[WHAT THE TASK ASKS]
Below are some records; reproduce every one of them exactly.
# Start of GIVEN DATA
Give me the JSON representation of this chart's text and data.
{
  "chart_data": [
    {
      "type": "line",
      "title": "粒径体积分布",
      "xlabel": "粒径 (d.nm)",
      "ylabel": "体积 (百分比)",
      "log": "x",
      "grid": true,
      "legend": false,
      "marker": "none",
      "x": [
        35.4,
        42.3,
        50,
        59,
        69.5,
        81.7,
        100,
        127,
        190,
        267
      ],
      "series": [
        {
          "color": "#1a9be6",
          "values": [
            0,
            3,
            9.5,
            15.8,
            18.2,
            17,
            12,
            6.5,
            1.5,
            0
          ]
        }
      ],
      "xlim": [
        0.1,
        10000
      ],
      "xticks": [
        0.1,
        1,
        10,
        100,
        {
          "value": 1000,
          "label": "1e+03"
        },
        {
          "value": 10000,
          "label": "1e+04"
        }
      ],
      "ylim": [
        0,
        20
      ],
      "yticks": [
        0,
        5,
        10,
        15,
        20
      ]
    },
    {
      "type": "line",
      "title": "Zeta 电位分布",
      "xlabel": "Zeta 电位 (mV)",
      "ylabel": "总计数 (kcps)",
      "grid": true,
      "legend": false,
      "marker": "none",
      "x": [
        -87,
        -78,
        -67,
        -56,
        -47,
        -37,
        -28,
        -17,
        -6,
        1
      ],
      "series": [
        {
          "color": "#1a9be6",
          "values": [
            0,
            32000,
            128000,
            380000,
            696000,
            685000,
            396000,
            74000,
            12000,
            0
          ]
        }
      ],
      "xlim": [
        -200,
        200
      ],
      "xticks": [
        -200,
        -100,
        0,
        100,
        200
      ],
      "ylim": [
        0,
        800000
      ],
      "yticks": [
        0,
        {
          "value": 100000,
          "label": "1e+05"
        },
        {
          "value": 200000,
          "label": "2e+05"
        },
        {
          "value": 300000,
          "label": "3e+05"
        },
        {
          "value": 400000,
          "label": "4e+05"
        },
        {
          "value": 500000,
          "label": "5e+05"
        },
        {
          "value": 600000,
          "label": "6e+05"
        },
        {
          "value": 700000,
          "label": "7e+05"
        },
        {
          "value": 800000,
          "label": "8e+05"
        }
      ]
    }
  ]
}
# End of GIVEN DATA
[ANSWER BELOW]
Give me the JSON representation of this chart's text and data.
{
  "chart_data": [
    {
      "type": "line",
      "title": "粒径体积分布",
      "xlabel": "粒径 (d.nm)",
      "ylabel": "体积 (百分比)",
      "log": "x",
      "grid": true,
      "legend": false,
      "marker": "none",
      "x": [
        35.4,
        42.3,
        50,
        59,
        69.5,
        81.7,
        100,
        127,
        190,
        267
      ],
      "series": [
        {
          "color": "#1a9be6",
          "values": [
            0,
            3,
            9.5,
            15.8,
            18.2,
            17,
            12,
            6.5,
            1.5,
            0
          ]
        }
      ],
      "xlim": [
        0.1,
        10000
      ],
      "xticks": [
        0.1,
        1,
        10,
        100,
        {
          "value": 1000,
          "label": "1e+03"
        },
        {
          "value": 10000,
          "label": "1e+04"
        }
      ],
      "ylim": [
        0,
        20
      ],
      "yticks": [
        0,
        5,
        10,
        15,
        20
      ]
    },
    {
      "type": "line",
      "title": "Zeta 电位分布",
      "xlabel": "Zeta 电位 (mV)",
      "ylabel": "总计数 (kcps)",
      "grid": true,
      "legend": false,
      "marker": "none",
      "x": [
        -87,
        -78,
        -67,
        -56,
        -47,
        -37,
        -28,
        -17,
        -6,
        1
      ],
      "series": [
        {
          "color": "#1a9be6",
          "values": [
            0,
            32000,
            128000,
            380000,
            696000,
            685000,
            396000,
            74000,
            12000,
            0
          ]
        }
      ],
      "xlim": [
        -200,
        200
      ],
      "xticks": [
        -200,
        -100,
        0,
        100,
        200
      ],
      "ylim": [
        0,
        800000
      ],
      "yticks": [
        0,
        {
          "value": 100000,
          "label": "1e+05"
        },
        {
          "value": 200000,
          "label": "2e+05"
        },
        {
          "value": 300000,
          "label": "3e+05"
        },
        {
          "value": 400000,
          "label": "4e+05"
        },
        {
          "value": 500000,
          "label": "5e+05"
        },
        {
          "value": 600000,
          "label": "6e+05"
        },
        {
          "value": 700000,
          "label": "7e+05"
        },
        {
          "value": 800000,
          "label": "8e+05"
        }
      ]
    }
  ]
}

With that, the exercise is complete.